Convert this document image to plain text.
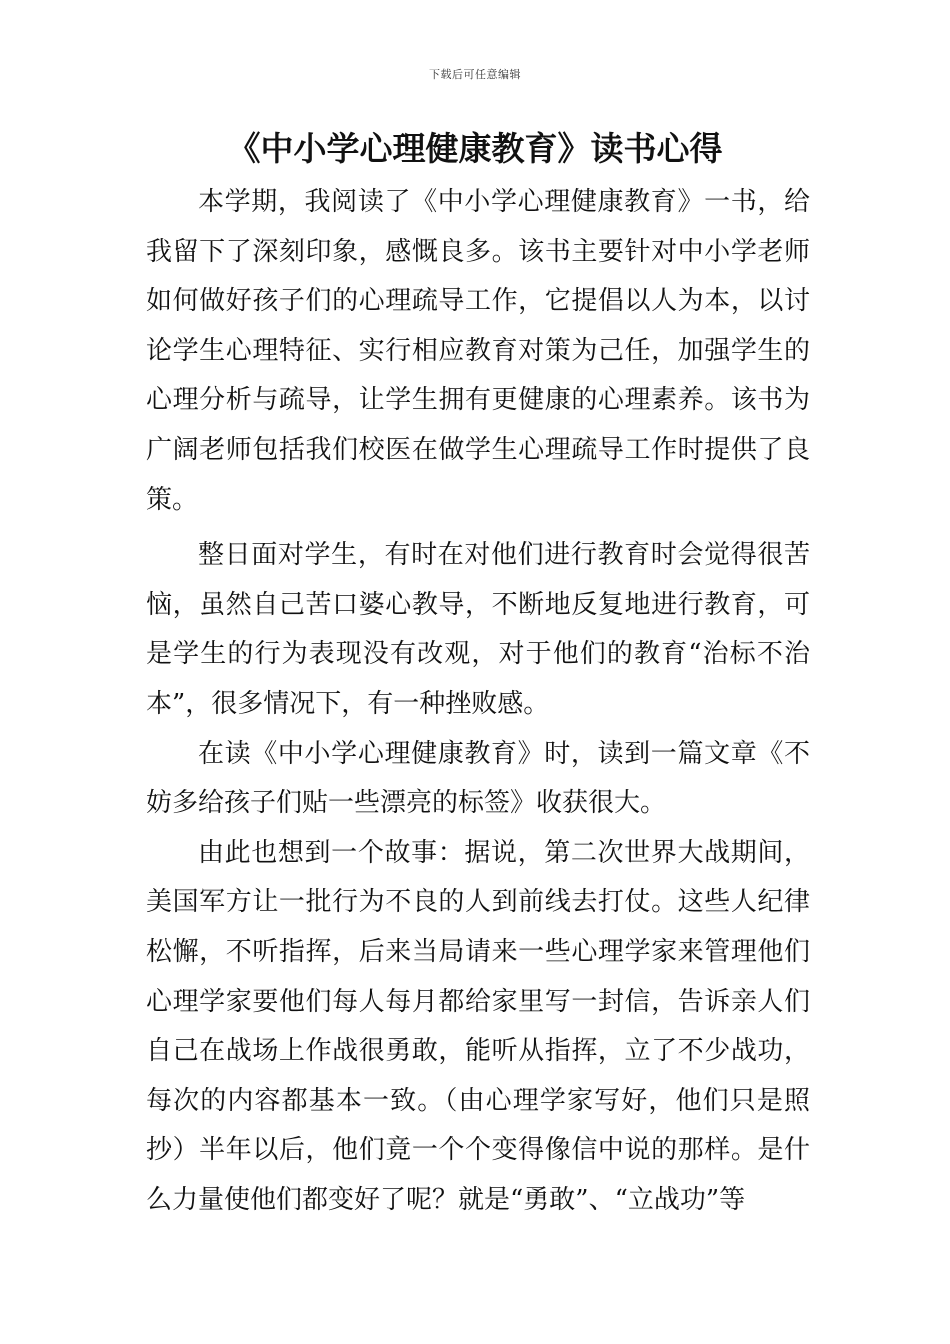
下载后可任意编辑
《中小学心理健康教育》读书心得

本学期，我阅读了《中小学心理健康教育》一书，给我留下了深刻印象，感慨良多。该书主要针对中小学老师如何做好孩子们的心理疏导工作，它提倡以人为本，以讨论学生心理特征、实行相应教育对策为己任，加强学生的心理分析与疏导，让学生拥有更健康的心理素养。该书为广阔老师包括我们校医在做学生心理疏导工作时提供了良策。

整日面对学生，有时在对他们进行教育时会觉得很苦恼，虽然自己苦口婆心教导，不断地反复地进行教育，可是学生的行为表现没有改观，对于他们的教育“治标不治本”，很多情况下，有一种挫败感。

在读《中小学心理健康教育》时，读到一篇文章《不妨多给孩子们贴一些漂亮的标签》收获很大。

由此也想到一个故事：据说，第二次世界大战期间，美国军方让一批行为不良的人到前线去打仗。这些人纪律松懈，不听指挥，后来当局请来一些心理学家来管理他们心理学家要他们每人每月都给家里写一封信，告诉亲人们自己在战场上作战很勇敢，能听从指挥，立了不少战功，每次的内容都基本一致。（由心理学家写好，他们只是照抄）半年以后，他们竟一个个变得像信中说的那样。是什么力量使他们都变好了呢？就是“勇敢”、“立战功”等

● ● ● ●

— Short problem —
Omit every image. Quote each record exactly.

— Answer to this task —
Convert this document image to plain text.
下载后可任意编辑
《中小学心理健康教育》读书心得

本学期，我阅读了《中小学心理健康教育》一书，给我留下了深刻印象，感慨良多。该书主要针对中小学老师如何做好孩子们的心理疏导工作，它提倡以人为本，以讨论学生心理特征、实行相应教育对策为己任，加强学生的心理分析与疏导，让学生拥有更健康的心理素养。该书为广阔老师包括我们校医在做学生心理疏导工作时提供了良策。

整日面对学生，有时在对他们进行教育时会觉得很苦恼，虽然自己苦口婆心教导，不断地反复地进行教育，可是学生的行为表现没有改观，对于他们的教育“治标不治本”，很多情况下，有一种挫败感。

在读《中小学心理健康教育》时，读到一篇文章《不妨多给孩子们贴一些漂亮的标签》收获很大。

由此也想到一个故事：据说，第二次世界大战期间，美国军方让一批行为不良的人到前线去打仗。这些人纪律松懈，不听指挥，后来当局请来一些心理学家来管理他们心理学家要他们每人每月都给家里写一封信，告诉亲人们自己在战场上作战很勇敢，能听从指挥，立了不少战功，每次的内容都基本一致。（由心理学家写好，他们只是照抄）半年以后，他们竟一个个变得像信中说的那样。是什么力量使他们都变好了呢？就是“勇敢”、“立战功”等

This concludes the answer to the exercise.